"The Return of Mr. Bean" is the second episode of the British television series Mr. Bean, produced by Tiger Television for Thames Television. It was first broadcast on ITV on 5 November 1990.

This was the first episode to be co-written by regular collaborator Robin Driscoll (alongside Richard Curtis and Rowan Atkinson) and the first to feature the familiar Howard Goodall choral Latin-dubbed theme (Ecce homo qui est faba, English for Behold the Man, Who is a Bean) performed by the choir of Southwark Cathedral. It is the first episode to also introduce the familiar title sequence, albeit in a Black and white format.

Plot

Act 1: The Department Store 
On his way to an Allders department store, Mr. Bean encounters a busker (Dave O'Higgins) playing a tenor saxophone and finds himself unable to give him any change, as he only has a banknote on him. Having an idea, he places a handkerchief on the road nearby and performs a rather silly dance, allowing him to get some change from an elderly woman, which he quickly places in the busker's saxophone case before disappearing through the nearby tunnel.

Before long, Bean arrives at the store and takes a moment to admire his new American Express charge card. After having to flee from the perfume department upon feeling overwhelmed by the fragrances, he soon begins searching for items to buy, testing them out first, with some done in unusual fashion – he removes a toothbrush from its packet to see how it feels on his teeth, tries on a towel, finds a good peeler by using it on a fresh potato he brought with him and tests two frying pans for size with a raw fish he had inside his jacket. When looking for a new telephone, Bean finds the ones on display don't have a dialing tone and thinks they don't work, but eventually takes one from a receptionist's desk when he finds it works, unaware that it isn't for sale.

_Exercise set:_
1) Reproduce everything from "Before long, Bean" down to "isn't for sale." in the Mr. Bean episode text above, word for word.
2) Write what comes next in the Mr. Bean episode text above, starting right after its last sentence.

Collected data

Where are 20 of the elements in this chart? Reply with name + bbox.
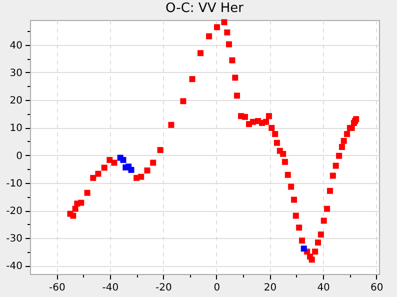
y-tick-label: 30	[10, 68, 22, 79]
x-tick-label: 20	[264, 282, 277, 294]
y-tick-label: 10	[10, 123, 22, 134]
x-tick-label: 60	[370, 282, 384, 294]
y-tick-label: -20	[6, 206, 22, 217]
x-tick-label: -60	[48, 282, 66, 294]
y-tick-label: -30	[6, 234, 22, 245]
point	[300, 246, 307, 252]
point	[128, 166, 134, 173]
x-tick-label: 40	[317, 282, 330, 294]
y-tick-label: 20	[10, 96, 22, 107]
x-tick-label: -20	[156, 282, 172, 294]
y-tick-label: 40	[10, 40, 22, 52]
point	[120, 156, 126, 163]
x-tick-label: 0	[214, 282, 220, 294]
y-tick-label: -10	[6, 178, 22, 190]
x-tick-label: -40	[102, 282, 119, 294]
chart-title: O-C: VV Her	[166, 1, 244, 16]
y-tick-label: -40	[6, 261, 22, 272]
y-tick-label: 0	[16, 150, 22, 162]
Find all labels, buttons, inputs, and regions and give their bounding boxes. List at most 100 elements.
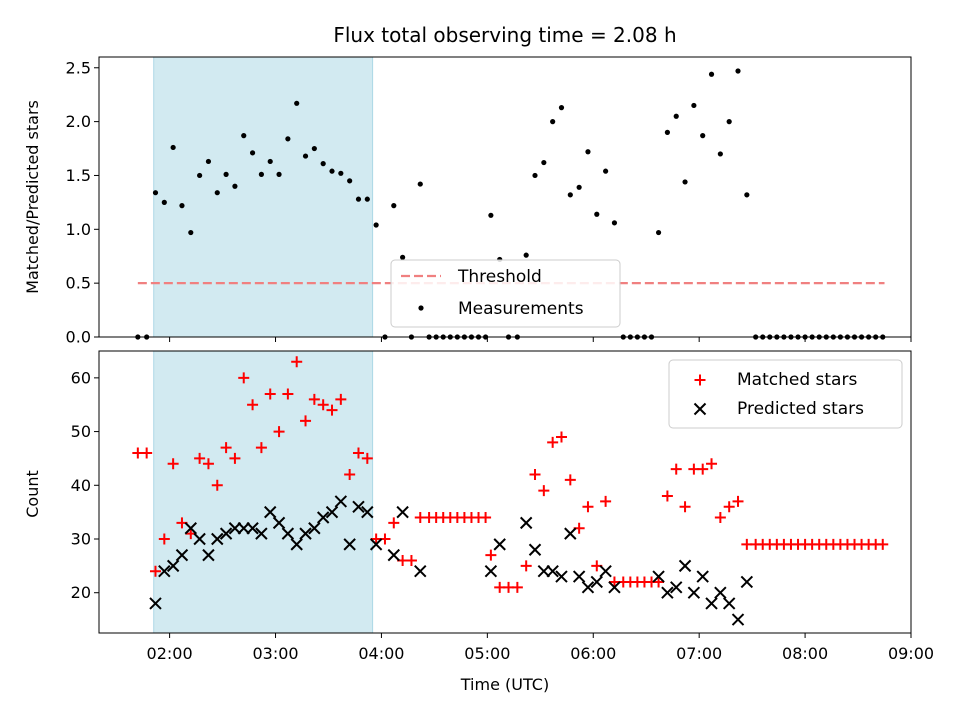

_Replies:_
1)
Before long, Bean arrives at the store and takes a moment to admire his new American Express charge card. After having to flee from the perfume department upon feeling overwhelmed by the fragrances, he soon begins searching for items to buy, testing them out first, with some done in unusual fashion – he removes a toothbrush from its packet to see how it feels on his teeth, tries on a towel, finds a good peeler by using it on a fresh potato he brought with him and tests two frying pans for size with a raw fish he had inside his jacket. When looking for a new telephone, Bean finds the ones on display don't have a dialing tone and thinks they don't work, but eventually takes one from a receptionist's desk when he finds it works, unaware that it isn't for sale.

2)
At the checkout, he sets his card on the counter, only for another customer (Paul McDowell) to mistakenly take it after accidentally covering up his own charge card of the same kind that the cashier (William Vandyck) had returned. Bean, realizing this, pickpockets the man and swaps the cards back (instead of simply speaking with the man about the mix-up), but while returning the customer's wallet to his back pocket, he gets his hand stuck and finds himself being unwittingly pulled all the way into the men's toilets. In the cubicle, Bean finds himself trapped, with the customer not knowing he is there until he helps him to find the toilet roll; though the man initially accepts gratefully, he suddenly realizes that he is not alone in the cubicle and jumps up in fright as Bean smiles nervously at him.

Act 2: The Restaurant 
Bean goes to a fancy restaurant to celebrate his birthday. While making his choice and leaving the money for the food on a plate, he writes out a birthday card to himself, feigning surprise upon opening and reading it. When the maitre d' (John Junkin) returns, Bean orders what he thinks will be a regular steak, and as he waits for his food, he takes a moment to sample some of the house wine before using the glasses on his table to chime out "Happy Birthday to Me". When the waiter (Roger Lloyd-Pack) arrives with his meal, Bean pays him for the meal, making him think he is being given a generous tip. Upon being left to eat his meal, Bean realizes that he ordered a steak tartare, whereupon he becomes disgusted by the meal upon tasting a bit of it and being forced to swallow the first bite so as to avoid upsetting the restaurant staff. Seeking to avoid eating the rest of it, Bean cuts it up and sticks bits of the meal in random places on his table. First, he hides some of it in an ashtray then a tiny flower vase, before hollowing out a portion of the bread roll on his table and using the hollow to hide more of the meal, before sliding some under a small plate, and another portion within the base of a sugar bowl.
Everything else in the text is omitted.